[Data items]
>> start

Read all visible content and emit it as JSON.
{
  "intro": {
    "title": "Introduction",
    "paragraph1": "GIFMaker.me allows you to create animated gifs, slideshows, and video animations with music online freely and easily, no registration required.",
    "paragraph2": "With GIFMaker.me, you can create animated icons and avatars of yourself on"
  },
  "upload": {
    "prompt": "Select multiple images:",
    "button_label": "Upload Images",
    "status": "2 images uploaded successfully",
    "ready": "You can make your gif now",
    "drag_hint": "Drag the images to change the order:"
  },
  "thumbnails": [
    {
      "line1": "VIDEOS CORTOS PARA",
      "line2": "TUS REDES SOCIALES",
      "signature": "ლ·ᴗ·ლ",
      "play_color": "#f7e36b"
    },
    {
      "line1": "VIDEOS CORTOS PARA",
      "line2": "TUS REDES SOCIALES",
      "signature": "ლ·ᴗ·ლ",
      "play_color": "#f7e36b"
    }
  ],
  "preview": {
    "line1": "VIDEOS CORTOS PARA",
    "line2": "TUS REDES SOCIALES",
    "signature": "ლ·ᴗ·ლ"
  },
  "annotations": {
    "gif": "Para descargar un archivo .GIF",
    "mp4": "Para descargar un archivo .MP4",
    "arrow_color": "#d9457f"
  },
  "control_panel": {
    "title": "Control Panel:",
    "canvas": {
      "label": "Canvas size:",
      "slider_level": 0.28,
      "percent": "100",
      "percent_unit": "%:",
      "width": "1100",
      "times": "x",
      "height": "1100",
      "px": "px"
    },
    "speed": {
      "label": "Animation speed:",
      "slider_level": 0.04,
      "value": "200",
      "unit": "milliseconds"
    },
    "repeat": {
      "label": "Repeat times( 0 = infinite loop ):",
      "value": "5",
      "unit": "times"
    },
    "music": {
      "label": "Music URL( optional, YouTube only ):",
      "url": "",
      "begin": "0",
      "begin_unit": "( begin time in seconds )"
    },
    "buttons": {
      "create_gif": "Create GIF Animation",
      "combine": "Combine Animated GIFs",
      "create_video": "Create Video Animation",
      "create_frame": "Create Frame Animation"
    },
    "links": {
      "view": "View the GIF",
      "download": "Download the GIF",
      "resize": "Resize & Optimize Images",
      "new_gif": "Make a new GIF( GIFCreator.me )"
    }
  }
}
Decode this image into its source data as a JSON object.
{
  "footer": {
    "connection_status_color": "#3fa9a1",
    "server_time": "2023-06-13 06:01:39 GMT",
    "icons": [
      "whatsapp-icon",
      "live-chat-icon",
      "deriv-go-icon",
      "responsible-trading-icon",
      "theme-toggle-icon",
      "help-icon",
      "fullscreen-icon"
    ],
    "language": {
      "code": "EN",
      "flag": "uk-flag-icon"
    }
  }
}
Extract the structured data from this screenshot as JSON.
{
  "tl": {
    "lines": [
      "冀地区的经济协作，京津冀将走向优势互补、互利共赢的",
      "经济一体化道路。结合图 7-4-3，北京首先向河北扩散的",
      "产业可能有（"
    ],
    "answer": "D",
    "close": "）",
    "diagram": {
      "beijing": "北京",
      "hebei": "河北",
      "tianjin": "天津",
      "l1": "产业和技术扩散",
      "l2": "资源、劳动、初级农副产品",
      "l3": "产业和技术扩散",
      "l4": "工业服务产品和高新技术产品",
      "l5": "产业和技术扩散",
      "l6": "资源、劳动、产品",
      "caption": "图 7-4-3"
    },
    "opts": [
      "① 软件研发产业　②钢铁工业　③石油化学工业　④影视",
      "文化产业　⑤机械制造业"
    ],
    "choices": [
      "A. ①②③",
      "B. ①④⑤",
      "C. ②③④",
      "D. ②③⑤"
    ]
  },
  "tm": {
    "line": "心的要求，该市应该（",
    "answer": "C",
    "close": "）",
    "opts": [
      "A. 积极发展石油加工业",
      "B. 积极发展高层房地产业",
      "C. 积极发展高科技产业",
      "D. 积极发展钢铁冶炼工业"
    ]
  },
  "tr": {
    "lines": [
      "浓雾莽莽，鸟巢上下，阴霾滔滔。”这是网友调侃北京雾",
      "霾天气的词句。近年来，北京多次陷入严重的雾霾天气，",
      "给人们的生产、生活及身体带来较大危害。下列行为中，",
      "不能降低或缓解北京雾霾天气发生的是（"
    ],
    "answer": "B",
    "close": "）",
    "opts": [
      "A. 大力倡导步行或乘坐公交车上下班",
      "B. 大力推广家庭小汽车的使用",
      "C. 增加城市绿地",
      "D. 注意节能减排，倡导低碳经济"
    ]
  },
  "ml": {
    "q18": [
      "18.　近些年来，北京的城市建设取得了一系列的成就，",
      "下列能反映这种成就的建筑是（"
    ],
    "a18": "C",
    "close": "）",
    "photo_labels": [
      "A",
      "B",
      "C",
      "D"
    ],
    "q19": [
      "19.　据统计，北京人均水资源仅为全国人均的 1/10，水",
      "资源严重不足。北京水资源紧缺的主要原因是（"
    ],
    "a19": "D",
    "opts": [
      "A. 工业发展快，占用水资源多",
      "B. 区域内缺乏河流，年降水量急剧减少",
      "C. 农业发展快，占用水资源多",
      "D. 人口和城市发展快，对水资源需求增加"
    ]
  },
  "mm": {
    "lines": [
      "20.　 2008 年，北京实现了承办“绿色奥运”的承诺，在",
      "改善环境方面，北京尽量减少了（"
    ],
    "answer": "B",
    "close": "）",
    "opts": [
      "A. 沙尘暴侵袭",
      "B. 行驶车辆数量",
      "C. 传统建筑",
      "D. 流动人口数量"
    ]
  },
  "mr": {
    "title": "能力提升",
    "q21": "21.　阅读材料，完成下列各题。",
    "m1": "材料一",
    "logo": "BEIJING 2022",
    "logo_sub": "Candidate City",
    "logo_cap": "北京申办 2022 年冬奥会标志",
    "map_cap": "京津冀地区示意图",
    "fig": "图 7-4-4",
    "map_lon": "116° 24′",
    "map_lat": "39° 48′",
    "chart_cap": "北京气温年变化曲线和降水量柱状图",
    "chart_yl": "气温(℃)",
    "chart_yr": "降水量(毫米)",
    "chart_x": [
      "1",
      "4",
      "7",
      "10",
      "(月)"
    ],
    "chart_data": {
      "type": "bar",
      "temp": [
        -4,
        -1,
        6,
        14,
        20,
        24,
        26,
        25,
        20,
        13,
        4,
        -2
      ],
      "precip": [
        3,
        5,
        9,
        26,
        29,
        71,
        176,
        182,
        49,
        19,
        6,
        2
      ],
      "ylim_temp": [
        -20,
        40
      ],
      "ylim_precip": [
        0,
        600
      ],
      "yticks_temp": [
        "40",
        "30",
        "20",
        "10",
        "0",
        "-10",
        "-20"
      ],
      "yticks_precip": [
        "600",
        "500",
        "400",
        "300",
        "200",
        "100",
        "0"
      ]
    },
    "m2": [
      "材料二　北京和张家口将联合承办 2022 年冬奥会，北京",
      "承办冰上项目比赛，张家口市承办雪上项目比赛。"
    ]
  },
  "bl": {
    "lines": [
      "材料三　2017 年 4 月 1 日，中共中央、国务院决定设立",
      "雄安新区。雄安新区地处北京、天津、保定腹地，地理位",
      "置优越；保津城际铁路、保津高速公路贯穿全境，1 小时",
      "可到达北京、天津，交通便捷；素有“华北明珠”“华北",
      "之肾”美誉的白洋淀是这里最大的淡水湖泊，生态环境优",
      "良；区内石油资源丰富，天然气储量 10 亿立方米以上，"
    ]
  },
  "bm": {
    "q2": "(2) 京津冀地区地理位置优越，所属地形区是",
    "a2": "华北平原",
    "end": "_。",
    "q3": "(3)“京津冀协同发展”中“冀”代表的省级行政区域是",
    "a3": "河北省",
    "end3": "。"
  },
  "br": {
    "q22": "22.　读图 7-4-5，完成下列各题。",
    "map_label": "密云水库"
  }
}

>> end

What you need to do: Every line of the records above needs to be given again exactly.

Result of the exercise:
Read all visible content and emit it as JSON.
{
  "intro": {
    "title": "Introduction",
    "paragraph1": "GIFMaker.me allows you to create animated gifs, slideshows, and video animations with music online freely and easily, no registration required.",
    "paragraph2": "With GIFMaker.me, you can create animated icons and avatars of yourself on"
  },
  "upload": {
    "prompt": "Select multiple images:",
    "button_label": "Upload Images",
    "status": "2 images uploaded successfully",
    "ready": "You can make your gif now",
    "drag_hint": "Drag the images to change the order:"
  },
  "thumbnails": [
    {
      "line1": "VIDEOS CORTOS PARA",
      "line2": "TUS REDES SOCIALES",
      "signature": "ლ·ᴗ·ლ",
      "play_color": "#f7e36b"
    },
    {
      "line1": "VIDEOS CORTOS PARA",
      "line2": "TUS REDES SOCIALES",
      "signature": "ლ·ᴗ·ლ",
      "play_color": "#f7e36b"
    }
  ],
  "preview": {
    "line1": "VIDEOS CORTOS PARA",
    "line2": "TUS REDES SOCIALES",
    "signature": "ლ·ᴗ·ლ"
  },
  "annotations": {
    "gif": "Para descargar un archivo .GIF",
    "mp4": "Para descargar un archivo .MP4",
    "arrow_color": "#d9457f"
  },
  "control_panel": {
    "title": "Control Panel:",
    "canvas": {
      "label": "Canvas size:",
      "slider_level": 0.28,
      "percent": "100",
      "percent_unit": "%:",
      "width": "1100",
      "times": "x",
      "height": "1100",
      "px": "px"
    },
    "speed": {
      "label": "Animation speed:",
      "slider_level": 0.04,
      "value": "200",
      "unit": "milliseconds"
    },
    "repeat": {
      "label": "Repeat times( 0 = infinite loop ):",
      "value": "5",
      "unit": "times"
    },
    "music": {
      "label": "Music URL( optional, YouTube only ):",
      "url": "",
      "begin": "0",
      "begin_unit": "( begin time in seconds )"
    },
    "buttons": {
      "create_gif": "Create GIF Animation",
      "combine": "Combine Animated GIFs",
      "create_video": "Create Video Animation",
      "create_frame": "Create Frame Animation"
    },
    "links": {
      "view": "View the GIF",
      "download": "Download the GIF",
      "resize": "Resize & Optimize Images",
      "new_gif": "Make a new GIF( GIFCreator.me )"
    }
  }
}
Decode this image into its source data as a JSON object.
{
  "footer": {
    "connection_status_color": "#3fa9a1",
    "server_time": "2023-06-13 06:01:39 GMT",
    "icons": [
      "whatsapp-icon",
      "live-chat-icon",
      "deriv-go-icon",
      "responsible-trading-icon",
      "theme-toggle-icon",
      "help-icon",
      "fullscreen-icon"
    ],
    "language": {
      "code": "EN",
      "flag": "uk-flag-icon"
    }
  }
}
Extract the structured data from this screenshot as JSON.
{
  "tl": {
    "lines": [
      "冀地区的经济协作，京津冀将走向优势互补、互利共赢的",
      "经济一体化道路。结合图 7-4-3，北京首先向河北扩散的",
      "产业可能有（"
    ],
    "answer": "D",
    "close": "）",
    "diagram": {
      "beijing": "北京",
      "hebei": "河北",
      "tianjin": "天津",
      "l1": "产业和技术扩散",
      "l2": "资源、劳动、初级农副产品",
      "l3": "产业和技术扩散",
      "l4": "工业服务产品和高新技术产品",
      "l5": "产业和技术扩散",
      "l6": "资源、劳动、产品",
      "caption": "图 7-4-3"
    },
    "opts": [
      "① 软件研发产业　②钢铁工业　③石油化学工业　④影视",
      "文化产业　⑤机械制造业"
    ],
    "choices": [
      "A. ①②③",
      "B. ①④⑤",
      "C. ②③④",
      "D. ②③⑤"
    ]
  },
  "tm": {
    "line": "心的要求，该市应该（",
    "answer": "C",
    "close": "）",
    "opts": [
      "A. 积极发展石油加工业",
      "B. 积极发展高层房地产业",
      "C. 积极发展高科技产业",
      "D. 积极发展钢铁冶炼工业"
    ]
  },
  "tr": {
    "lines": [
      "浓雾莽莽，鸟巢上下，阴霾滔滔。”这是网友调侃北京雾",
      "霾天气的词句。近年来，北京多次陷入严重的雾霾天气，",
      "给人们的生产、生活及身体带来较大危害。下列行为中，",
      "不能降低或缓解北京雾霾天气发生的是（"
    ],
    "answer": "B",
    "close": "）",
    "opts": [
      "A. 大力倡导步行或乘坐公交车上下班",
      "B. 大力推广家庭小汽车的使用",
      "C. 增加城市绿地",
      "D. 注意节能减排，倡导低碳经济"
    ]
  },
  "ml": {
    "q18": [
      "18.　近些年来，北京的城市建设取得了一系列的成就，",
      "下列能反映这种成就的建筑是（"
    ],
    "a18": "C",
    "close": "）",
    "photo_labels": [
      "A",
      "B",
      "C",
      "D"
    ],
    "q19": [
      "19.　据统计，北京人均水资源仅为全国人均的 1/10，水",
      "资源严重不足。北京水资源紧缺的主要原因是（"
    ],
    "a19": "D",
    "opts": [
      "A. 工业发展快，占用水资源多",
      "B. 区域内缺乏河流，年降水量急剧减少",
      "C. 农业发展快，占用水资源多",
      "D. 人口和城市发展快，对水资源需求增加"
    ]
  },
  "mm": {
    "lines": [
      "20.　 2008 年，北京实现了承办“绿色奥运”的承诺，在",
      "改善环境方面，北京尽量减少了（"
    ],
    "answer": "B",
    "close": "）",
    "opts": [
      "A. 沙尘暴侵袭",
      "B. 行驶车辆数量",
      "C. 传统建筑",
      "D. 流动人口数量"
    ]
  },
  "mr": {
    "title": "能力提升",
    "q21": "21.　阅读材料，完成下列各题。",
    "m1": "材料一",
    "logo": "BEIJING 2022",
    "logo_sub": "Candidate City",
    "logo_cap": "北京申办 2022 年冬奥会标志",
    "map_cap": "京津冀地区示意图",
    "fig": "图 7-4-4",
    "map_lon": "116° 24′",
    "map_lat": "39° 48′",
    "chart_cap": "北京气温年变化曲线和降水量柱状图",
    "chart_yl": "气温(℃)",
    "chart_yr": "降水量(毫米)",
    "chart_x": [
      "1",
      "4",
      "7",
      "10",
      "(月)"
    ],
    "chart_data": {
      "type": "bar",
      "temp": [
        -4,
        -1,
        6,
        14,
        20,
        24,
        26,
        25,
        20,
        13,
        4,
        -2
      ],
      "precip": [
        3,
        5,
        9,
        26,
        29,
        71,
        176,
        182,
        49,
        19,
        6,
        2
      ],
      "ylim_temp": [
        -20,
        40
      ],
      "ylim_precip": [
        0,
        600
      ],
      "yticks_temp": [
        "40",
        "30",
        "20",
        "10",
        "0",
        "-10",
        "-20"
      ],
      "yticks_precip": [
        "600",
        "500",
        "400",
        "300",
        "200",
        "100",
        "0"
      ]
    },
    "m2": [
      "材料二　北京和张家口将联合承办 2022 年冬奥会，北京",
      "承办冰上项目比赛，张家口市承办雪上项目比赛。"
    ]
  },
  "bl": {
    "lines": [
      "材料三　2017 年 4 月 1 日，中共中央、国务院决定设立",
      "雄安新区。雄安新区地处北京、天津、保定腹地，地理位",
      "置优越；保津城际铁路、保津高速公路贯穿全境，1 小时",
      "可到达北京、天津，交通便捷；素有“华北明珠”“华北",
      "之肾”美誉的白洋淀是这里最大的淡水湖泊，生态环境优",
      "良；区内石油资源丰富，天然气储量 10 亿立方米以上，"
    ]
  },
  "bm": {
    "q2": "(2) 京津冀地区地理位置优越，所属地形区是",
    "a2": "华北平原",
    "end": "_。",
    "q3": "(3)“京津冀协同发展”中“冀”代表的省级行政区域是",
    "a3": "河北省",
    "end3": "。"
  },
  "br": {
    "q22": "22.　读图 7-4-5，完成下列各题。",
    "map_label": "密云水库"
  }
}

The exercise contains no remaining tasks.